- Task requirements
Gather up all lines that carry the word "公积金转入".
Given records start
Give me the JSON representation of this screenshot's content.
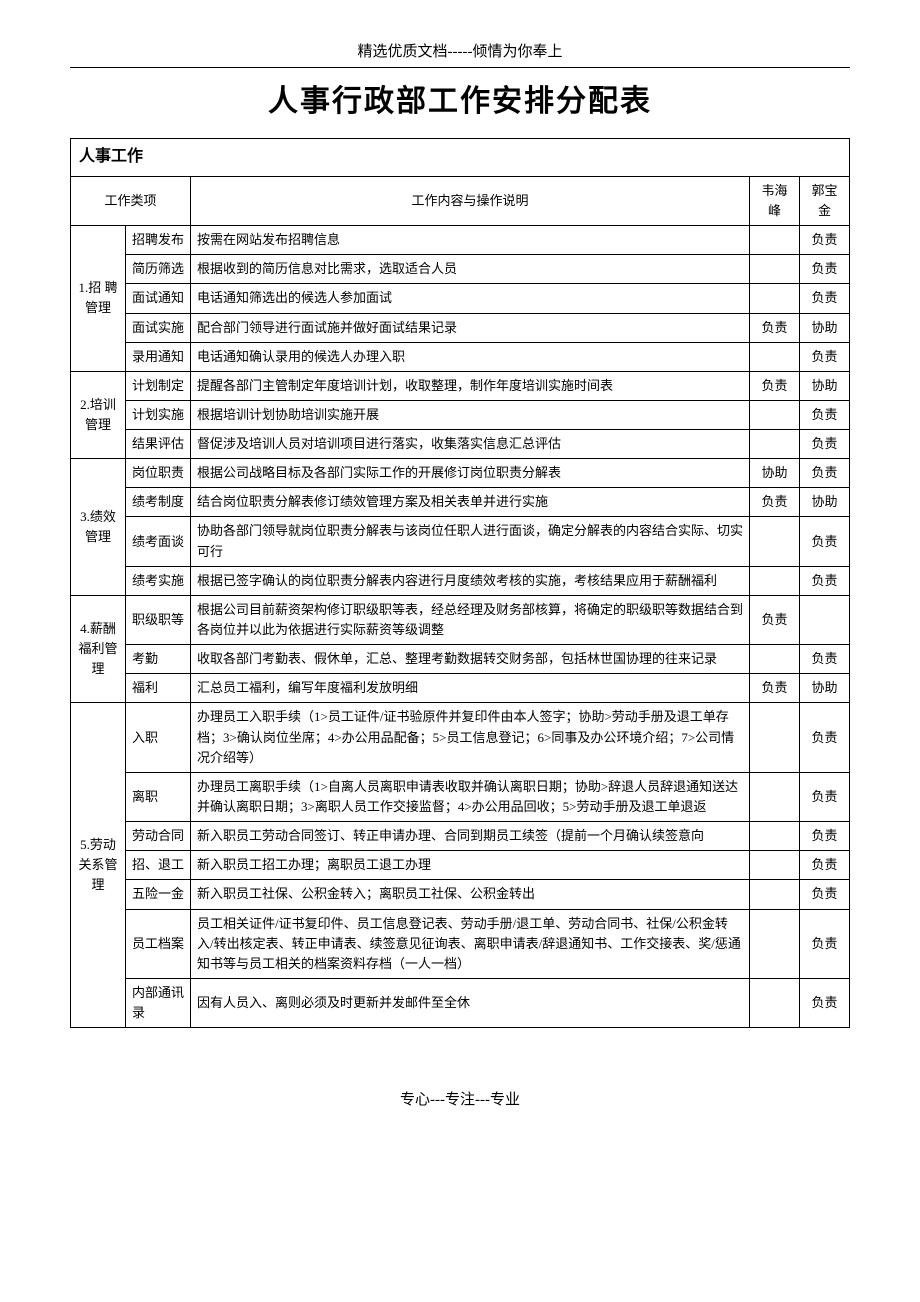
{
  "header": "精选优质文档-----倾情为你奉上",
  "title": "人事行政部工作安排分配表",
  "section_title": "人事工作",
  "columns": {
    "category": "工作类项",
    "desc": "工作内容与操作说明",
    "owner1": "韦海峰",
    "owner2": "郭宝金"
  },
  "categories": [
    {
      "name": "1.招 聘管理",
      "rows": [
        {
          "task": "招聘发布",
          "desc": "按需在网站发布招聘信息",
          "o1": "",
          "o2": "负责"
        },
        {
          "task": "简历筛选",
          "desc": "根据收到的简历信息对比需求，选取适合人员",
          "o1": "",
          "o2": "负责"
        },
        {
          "task": "面试通知",
          "desc": "电话通知筛选出的候选人参加面试",
          "o1": "",
          "o2": "负责"
        },
        {
          "task": "面试实施",
          "desc": "配合部门领导进行面试施并做好面试结果记录",
          "o1": "负责",
          "o2": "协助"
        },
        {
          "task": "录用通知",
          "desc": "电话通知确认录用的候选人办理入职",
          "o1": "",
          "o2": "负责"
        }
      ]
    },
    {
      "name": "2.培训管理",
      "rows": [
        {
          "task": "计划制定",
          "desc": "提醒各部门主管制定年度培训计划，收取整理，制作年度培训实施时间表",
          "o1": "负责",
          "o2": "协助"
        },
        {
          "task": "计划实施",
          "desc": "根据培训计划协助培训实施开展",
          "o1": "",
          "o2": "负责"
        },
        {
          "task": "结果评估",
          "desc": "督促涉及培训人员对培训项目进行落实，收集落实信息汇总评估",
          "o1": "",
          "o2": "负责"
        }
      ]
    },
    {
      "name": "3.绩效管理",
      "rows": [
        {
          "task": "岗位职责",
          "desc": "根据公司战略目标及各部门实际工作的开展修订岗位职责分解表",
          "o1": "协助",
          "o2": "负责"
        },
        {
          "task": "绩考制度",
          "desc": "结合岗位职责分解表修订绩效管理方案及相关表单并进行实施",
          "o1": "负责",
          "o2": "协助"
        },
        {
          "task": "绩考面谈",
          "desc": "协助各部门领导就岗位职责分解表与该岗位任职人进行面谈，确定分解表的内容结合实际、切实可行",
          "o1": "",
          "o2": "负责"
        },
        {
          "task": "绩考实施",
          "desc": "根据已签字确认的岗位职责分解表内容进行月度绩效考核的实施，考核结果应用于薪酬福利",
          "o1": "",
          "o2": "负责"
        }
      ]
    },
    {
      "name": "4.薪酬福利管理",
      "rows": [
        {
          "task": "职级职等",
          "desc": "根据公司目前薪资架构修订职级职等表，经总经理及财务部核算，将确定的职级职等数据结合到各岗位并以此为依据进行实际薪资等级调整",
          "o1": "负责",
          "o2": ""
        },
        {
          "task": "考勤",
          "desc": "收取各部门考勤表、假休单，汇总、整理考勤数据转交财务部，包括林世国协理的往来记录",
          "o1": "",
          "o2": "负责"
        },
        {
          "task": "福利",
          "desc": "汇总员工福利，编写年度福利发放明细",
          "o1": "负责",
          "o2": "协助"
        }
      ]
    },
    {
      "name": "5.劳动关系管理",
      "rows": [
        {
          "task": "入职",
          "desc": "办理员工入职手续（1>员工证件/证书验原件并复印件由本人签字；协助>劳动手册及退工单存档；3>确认岗位坐席；4>办公用品配备；5>员工信息登记；6>同事及办公环境介绍；7>公司情况介绍等）",
          "o1": "",
          "o2": "负责"
        },
        {
          "task": "离职",
          "desc": "办理员工离职手续（1>自离人员离职申请表收取并确认离职日期；协助>辞退人员辞退通知送达并确认离职日期；3>离职人员工作交接监督；4>办公用品回收；5>劳动手册及退工单退返",
          "o1": "",
          "o2": "负责"
        },
        {
          "task": "劳动合同",
          "desc": "新入职员工劳动合同签订、转正申请办理、合同到期员工续签（提前一个月确认续签意向",
          "o1": "",
          "o2": "负责"
        },
        {
          "task": "招、退工",
          "desc": "新入职员工招工办理；离职员工退工办理",
          "o1": "",
          "o2": "负责"
        },
        {
          "task": "五险一金",
          "desc": "新入职员工社保、公积金转入；离职员工社保、公积金转出",
          "o1": "",
          "o2": "负责"
        },
        {
          "task": "员工档案",
          "desc": "员工相关证件/证书复印件、员工信息登记表、劳动手册/退工单、劳动合同书、社保/公积金转入/转出核定表、转正申请表、续签意见征询表、离职申请表/辞退通知书、工作交接表、奖/惩通知书等与员工相关的档案资料存档（一人一档）",
          "o1": "",
          "o2": "负责"
        },
        {
          "task": "内部通讯录",
          "desc": "因有人员入、离则必须及时更新并发邮件至全休",
          "o1": "",
          "o2": "负责"
        }
      ]
    }
  ],
  "footer": "专心---专注---专业"
}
Given records end
- Exercise answer
          "desc": "新入职员工社保、公积金转入；离职员工社保、公积金转出",
          "desc": "员工相关证件/证书复印件、员工信息登记表、劳动手册/退工单、劳动合同书、社保/公积金转入/转出核定表、转正申请表、续签意见征询表、离职申请表/辞退通知书、工作交接表、奖/惩通知书等与员工相关的档案资料存档（一人一档）",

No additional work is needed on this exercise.